Repeat every line below exactly as it reads.

Data entries
▬▬▬

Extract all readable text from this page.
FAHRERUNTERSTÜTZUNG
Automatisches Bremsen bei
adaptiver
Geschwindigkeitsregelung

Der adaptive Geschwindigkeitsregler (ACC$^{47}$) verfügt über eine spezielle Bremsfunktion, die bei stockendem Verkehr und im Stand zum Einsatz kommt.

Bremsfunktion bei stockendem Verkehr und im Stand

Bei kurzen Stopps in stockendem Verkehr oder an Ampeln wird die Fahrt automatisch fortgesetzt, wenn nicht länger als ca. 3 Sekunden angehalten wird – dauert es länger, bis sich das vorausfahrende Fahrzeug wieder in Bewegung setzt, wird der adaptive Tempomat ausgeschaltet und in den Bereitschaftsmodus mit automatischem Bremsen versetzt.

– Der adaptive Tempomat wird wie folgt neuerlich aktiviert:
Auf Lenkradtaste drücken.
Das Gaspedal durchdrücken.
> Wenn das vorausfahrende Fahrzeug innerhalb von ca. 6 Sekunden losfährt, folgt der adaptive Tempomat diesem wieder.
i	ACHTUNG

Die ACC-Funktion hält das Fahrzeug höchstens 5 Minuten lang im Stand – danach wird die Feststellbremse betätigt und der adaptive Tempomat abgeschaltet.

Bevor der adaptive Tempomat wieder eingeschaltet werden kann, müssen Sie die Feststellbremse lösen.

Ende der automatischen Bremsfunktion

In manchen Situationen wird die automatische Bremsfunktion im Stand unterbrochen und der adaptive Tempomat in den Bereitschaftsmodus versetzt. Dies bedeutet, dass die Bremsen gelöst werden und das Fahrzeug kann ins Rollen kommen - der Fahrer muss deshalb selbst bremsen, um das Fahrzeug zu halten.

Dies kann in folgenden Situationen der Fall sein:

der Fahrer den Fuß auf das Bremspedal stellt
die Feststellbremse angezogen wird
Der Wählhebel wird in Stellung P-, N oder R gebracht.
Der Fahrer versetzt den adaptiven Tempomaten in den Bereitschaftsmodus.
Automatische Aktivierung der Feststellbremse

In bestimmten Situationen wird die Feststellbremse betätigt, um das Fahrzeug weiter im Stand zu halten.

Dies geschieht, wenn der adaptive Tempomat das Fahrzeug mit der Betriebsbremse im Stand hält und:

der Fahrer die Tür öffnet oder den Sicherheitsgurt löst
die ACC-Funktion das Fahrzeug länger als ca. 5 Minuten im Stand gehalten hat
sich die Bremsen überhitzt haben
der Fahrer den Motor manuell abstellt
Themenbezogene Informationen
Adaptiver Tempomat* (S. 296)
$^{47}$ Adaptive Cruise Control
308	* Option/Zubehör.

▬▬▬

## Output of the task
Extract all readable text from this page.
FAHRERUNTERSTÜTZUNG
Automatisches Bremsen bei
adaptiver
Geschwindigkeitsregelung

Der adaptive Geschwindigkeitsregler (ACC$^{47}$) verfügt über eine spezielle Bremsfunktion, die bei stockendem Verkehr und im Stand zum Einsatz kommt.

Bremsfunktion bei stockendem Verkehr und im Stand

Bei kurzen Stopps in stockendem Verkehr oder an Ampeln wird die Fahrt automatisch fortgesetzt, wenn nicht länger als ca. 3 Sekunden angehalten wird – dauert es länger, bis sich das vorausfahrende Fahrzeug wieder in Bewegung setzt, wird der adaptive Tempomat ausgeschaltet und in den Bereitschaftsmodus mit automatischem Bremsen versetzt.

– Der adaptive Tempomat wird wie folgt neuerlich aktiviert:
Auf Lenkradtaste drücken.
Das Gaspedal durchdrücken.
> Wenn das vorausfahrende Fahrzeug innerhalb von ca. 6 Sekunden losfährt, folgt der adaptive Tempomat diesem wieder.
i	ACHTUNG

Die ACC-Funktion hält das Fahrzeug höchstens 5 Minuten lang im Stand – danach wird die Feststellbremse betätigt und der adaptive Tempomat abgeschaltet.

Bevor der adaptive Tempomat wieder eingeschaltet werden kann, müssen Sie die Feststellbremse lösen.

Ende der automatischen Bremsfunktion

In manchen Situationen wird die automatische Bremsfunktion im Stand unterbrochen und der adaptive Tempomat in den Bereitschaftsmodus versetzt. Dies bedeutet, dass die Bremsen gelöst werden und das Fahrzeug kann ins Rollen kommen - der Fahrer muss deshalb selbst bremsen, um das Fahrzeug zu halten.

Dies kann in folgenden Situationen der Fall sein:

der Fahrer den Fuß auf das Bremspedal stellt
die Feststellbremse angezogen wird
Der Wählhebel wird in Stellung P-, N oder R gebracht.
Der Fahrer versetzt den adaptiven Tempomaten in den Bereitschaftsmodus.
Automatische Aktivierung der Feststellbremse

In bestimmten Situationen wird die Feststellbremse betätigt, um das Fahrzeug weiter im Stand zu halten.

Dies geschieht, wenn der adaptive Tempomat das Fahrzeug mit der Betriebsbremse im Stand hält und:

der Fahrer die Tür öffnet oder den Sicherheitsgurt löst
die ACC-Funktion das Fahrzeug länger als ca. 5 Minuten im Stand gehalten hat
sich die Bremsen überhitzt haben
der Fahrer den Motor manuell abstellt
Themenbezogene Informationen
Adaptiver Tempomat* (S. 296)
$^{47}$ Adaptive Cruise Control
308	* Option/Zubehör.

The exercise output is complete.